--- Start ---

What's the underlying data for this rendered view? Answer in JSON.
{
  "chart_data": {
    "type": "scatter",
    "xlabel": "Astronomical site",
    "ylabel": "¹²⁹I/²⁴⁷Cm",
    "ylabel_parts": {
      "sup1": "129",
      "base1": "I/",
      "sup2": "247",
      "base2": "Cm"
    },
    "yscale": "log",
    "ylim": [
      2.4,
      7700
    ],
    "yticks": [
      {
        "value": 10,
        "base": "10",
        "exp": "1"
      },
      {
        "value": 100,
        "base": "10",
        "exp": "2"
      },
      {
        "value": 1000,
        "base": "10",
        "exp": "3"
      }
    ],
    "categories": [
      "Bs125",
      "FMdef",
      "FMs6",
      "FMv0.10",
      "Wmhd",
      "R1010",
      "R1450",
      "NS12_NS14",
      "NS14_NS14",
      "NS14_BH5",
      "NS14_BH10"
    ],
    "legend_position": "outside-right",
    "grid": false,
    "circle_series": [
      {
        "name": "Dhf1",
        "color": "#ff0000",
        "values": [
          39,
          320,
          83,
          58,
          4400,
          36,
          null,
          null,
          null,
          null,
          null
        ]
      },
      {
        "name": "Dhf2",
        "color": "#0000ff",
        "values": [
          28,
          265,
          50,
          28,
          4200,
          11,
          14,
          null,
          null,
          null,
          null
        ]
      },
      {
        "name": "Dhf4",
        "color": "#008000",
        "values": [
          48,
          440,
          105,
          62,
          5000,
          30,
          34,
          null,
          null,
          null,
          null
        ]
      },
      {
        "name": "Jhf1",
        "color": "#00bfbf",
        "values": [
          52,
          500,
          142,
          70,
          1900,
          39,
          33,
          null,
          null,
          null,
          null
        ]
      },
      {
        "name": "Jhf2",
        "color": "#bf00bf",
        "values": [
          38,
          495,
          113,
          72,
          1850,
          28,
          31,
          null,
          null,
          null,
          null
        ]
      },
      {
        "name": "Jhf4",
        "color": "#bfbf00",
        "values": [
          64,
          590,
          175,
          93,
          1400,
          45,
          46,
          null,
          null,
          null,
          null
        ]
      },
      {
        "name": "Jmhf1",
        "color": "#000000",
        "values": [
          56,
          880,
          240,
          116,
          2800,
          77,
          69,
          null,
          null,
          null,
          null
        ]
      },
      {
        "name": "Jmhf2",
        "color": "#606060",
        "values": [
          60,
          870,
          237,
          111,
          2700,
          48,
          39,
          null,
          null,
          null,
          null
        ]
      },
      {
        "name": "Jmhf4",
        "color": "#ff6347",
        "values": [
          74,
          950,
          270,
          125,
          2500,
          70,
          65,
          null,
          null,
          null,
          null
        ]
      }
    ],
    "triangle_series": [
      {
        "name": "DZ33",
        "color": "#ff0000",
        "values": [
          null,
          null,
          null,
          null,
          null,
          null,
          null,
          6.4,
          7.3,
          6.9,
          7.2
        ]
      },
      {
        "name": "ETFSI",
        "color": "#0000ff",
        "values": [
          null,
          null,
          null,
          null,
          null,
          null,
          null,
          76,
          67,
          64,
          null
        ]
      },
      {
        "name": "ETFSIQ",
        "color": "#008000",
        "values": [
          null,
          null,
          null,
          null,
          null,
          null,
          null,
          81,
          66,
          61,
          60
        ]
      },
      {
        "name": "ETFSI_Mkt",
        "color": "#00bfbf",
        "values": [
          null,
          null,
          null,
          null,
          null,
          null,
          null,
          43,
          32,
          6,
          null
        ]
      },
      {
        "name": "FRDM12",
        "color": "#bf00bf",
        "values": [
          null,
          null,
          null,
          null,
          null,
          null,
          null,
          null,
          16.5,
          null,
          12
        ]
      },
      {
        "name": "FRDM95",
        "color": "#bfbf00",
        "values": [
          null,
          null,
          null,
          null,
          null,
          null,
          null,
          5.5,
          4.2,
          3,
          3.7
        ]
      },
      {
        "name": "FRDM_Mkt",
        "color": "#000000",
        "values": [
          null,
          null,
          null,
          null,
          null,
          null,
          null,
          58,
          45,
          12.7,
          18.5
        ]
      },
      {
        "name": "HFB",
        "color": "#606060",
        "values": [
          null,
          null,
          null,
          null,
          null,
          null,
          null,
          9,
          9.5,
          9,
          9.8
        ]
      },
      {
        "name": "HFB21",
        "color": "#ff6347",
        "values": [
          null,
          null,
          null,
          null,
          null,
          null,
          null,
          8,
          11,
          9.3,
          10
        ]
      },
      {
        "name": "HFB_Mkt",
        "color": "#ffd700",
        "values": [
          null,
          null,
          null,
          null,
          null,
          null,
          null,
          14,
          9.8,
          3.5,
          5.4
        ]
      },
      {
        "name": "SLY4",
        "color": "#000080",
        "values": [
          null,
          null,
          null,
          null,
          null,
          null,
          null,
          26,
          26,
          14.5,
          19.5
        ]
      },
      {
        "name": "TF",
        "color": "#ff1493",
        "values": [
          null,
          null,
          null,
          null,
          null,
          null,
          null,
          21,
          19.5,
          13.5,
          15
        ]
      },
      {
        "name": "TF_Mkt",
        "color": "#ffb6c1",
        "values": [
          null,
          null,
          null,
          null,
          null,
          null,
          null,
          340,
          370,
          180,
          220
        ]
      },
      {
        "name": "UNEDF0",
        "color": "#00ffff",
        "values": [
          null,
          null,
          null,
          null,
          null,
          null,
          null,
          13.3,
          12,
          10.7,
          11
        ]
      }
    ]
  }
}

--- End ---

EXERCISE OBJECTIVE: Return the listing above in full, character for character.

IN RESPONSE:
What's the underlying data for this rendered view? Answer in JSON.
{
  "chart_data": {
    "type": "scatter",
    "xlabel": "Astronomical site",
    "ylabel": "¹²⁹I/²⁴⁷Cm",
    "ylabel_parts": {
      "sup1": "129",
      "base1": "I/",
      "sup2": "247",
      "base2": "Cm"
    },
    "yscale": "log",
    "ylim": [
      2.4,
      7700
    ],
    "yticks": [
      {
        "value": 10,
        "base": "10",
        "exp": "1"
      },
      {
        "value": 100,
        "base": "10",
        "exp": "2"
      },
      {
        "value": 1000,
        "base": "10",
        "exp": "3"
      }
    ],
    "categories": [
      "Bs125",
      "FMdef",
      "FMs6",
      "FMv0.10",
      "Wmhd",
      "R1010",
      "R1450",
      "NS12_NS14",
      "NS14_NS14",
      "NS14_BH5",
      "NS14_BH10"
    ],
    "legend_position": "outside-right",
    "grid": false,
    "circle_series": [
      {
        "name": "Dhf1",
        "color": "#ff0000",
        "values": [
          39,
          320,
          83,
          58,
          4400,
          36,
          null,
          null,
          null,
          null,
          null
        ]
      },
      {
        "name": "Dhf2",
        "color": "#0000ff",
        "values": [
          28,
          265,
          50,
          28,
          4200,
          11,
          14,
          null,
          null,
          null,
          null
        ]
      },
      {
        "name": "Dhf4",
        "color": "#008000",
        "values": [
          48,
          440,
          105,
          62,
          5000,
          30,
          34,
          null,
          null,
          null,
          null
        ]
      },
      {
        "name": "Jhf1",
        "color": "#00bfbf",
        "values": [
          52,
          500,
          142,
          70,
          1900,
          39,
          33,
          null,
          null,
          null,
          null
        ]
      },
      {
        "name": "Jhf2",
        "color": "#bf00bf",
        "values": [
          38,
          495,
          113,
          72,
          1850,
          28,
          31,
          null,
          null,
          null,
          null
        ]
      },
      {
        "name": "Jhf4",
        "color": "#bfbf00",
        "values": [
          64,
          590,
          175,
          93,
          1400,
          45,
          46,
          null,
          null,
          null,
          null
        ]
      },
      {
        "name": "Jmhf1",
        "color": "#000000",
        "values": [
          56,
          880,
          240,
          116,
          2800,
          77,
          69,
          null,
          null,
          null,
          null
        ]
      },
      {
        "name": "Jmhf2",
        "color": "#606060",
        "values": [
          60,
          870,
          237,
          111,
          2700,
          48,
          39,
          null,
          null,
          null,
          null
        ]
      },
      {
        "name": "Jmhf4",
        "color": "#ff6347",
        "values": [
          74,
          950,
          270,
          125,
          2500,
          70,
          65,
          null,
          null,
          null,
          null
        ]
      }
    ],
    "triangle_series": [
      {
        "name": "DZ33",
        "color": "#ff0000",
        "values": [
          null,
          null,
          null,
          null,
          null,
          null,
          null,
          6.4,
          7.3,
          6.9,
          7.2
        ]
      },
      {
        "name": "ETFSI",
        "color": "#0000ff",
        "values": [
          null,
          null,
          null,
          null,
          null,
          null,
          null,
          76,
          67,
          64,
          null
        ]
      },
      {
        "name": "ETFSIQ",
        "color": "#008000",
        "values": [
          null,
          null,
          null,
          null,
          null,
          null,
          null,
          81,
          66,
          61,
          60
        ]
      },
      {
        "name": "ETFSI_Mkt",
        "color": "#00bfbf",
        "values": [
          null,
          null,
          null,
          null,
          null,
          null,
          null,
          43,
          32,
          6,
          null
        ]
      },
      {
        "name": "FRDM12",
        "color": "#bf00bf",
        "values": [
          null,
          null,
          null,
          null,
          null,
          null,
          null,
          null,
          16.5,
          null,
          12
        ]
      },
      {
        "name": "FRDM95",
        "color": "#bfbf00",
        "values": [
          null,
          null,
          null,
          null,
          null,
          null,
          null,
          5.5,
          4.2,
          3,
          3.7
        ]
      },
      {
        "name": "FRDM_Mkt",
        "color": "#000000",
        "values": [
          null,
          null,
          null,
          null,
          null,
          null,
          null,
          58,
          45,
          12.7,
          18.5
        ]
      },
      {
        "name": "HFB",
        "color": "#606060",
        "values": [
          null,
          null,
          null,
          null,
          null,
          null,
          null,
          9,
          9.5,
          9,
          9.8
        ]
      },
      {
        "name": "HFB21",
        "color": "#ff6347",
        "values": [
          null,
          null,
          null,
          null,
          null,
          null,
          null,
          8,
          11,
          9.3,
          10
        ]
      },
      {
        "name": "HFB_Mkt",
        "color": "#ffd700",
        "values": [
          null,
          null,
          null,
          null,
          null,
          null,
          null,
          14,
          9.8,
          3.5,
          5.4
        ]
      },
      {
        "name": "SLY4",
        "color": "#000080",
        "values": [
          null,
          null,
          null,
          null,
          null,
          null,
          null,
          26,
          26,
          14.5,
          19.5
        ]
      },
      {
        "name": "TF",
        "color": "#ff1493",
        "values": [
          null,
          null,
          null,
          null,
          null,
          null,
          null,
          21,
          19.5,
          13.5,
          15
        ]
      },
      {
        "name": "TF_Mkt",
        "color": "#ffb6c1",
        "values": [
          null,
          null,
          null,
          null,
          null,
          null,
          null,
          340,
          370,
          180,
          220
        ]
      },
      {
        "name": "UNEDF0",
        "color": "#00ffff",
        "values": [
          null,
          null,
          null,
          null,
          null,
          null,
          null,
          13.3,
          12,
          10.7,
          11
        ]
      }
    ]
  }
}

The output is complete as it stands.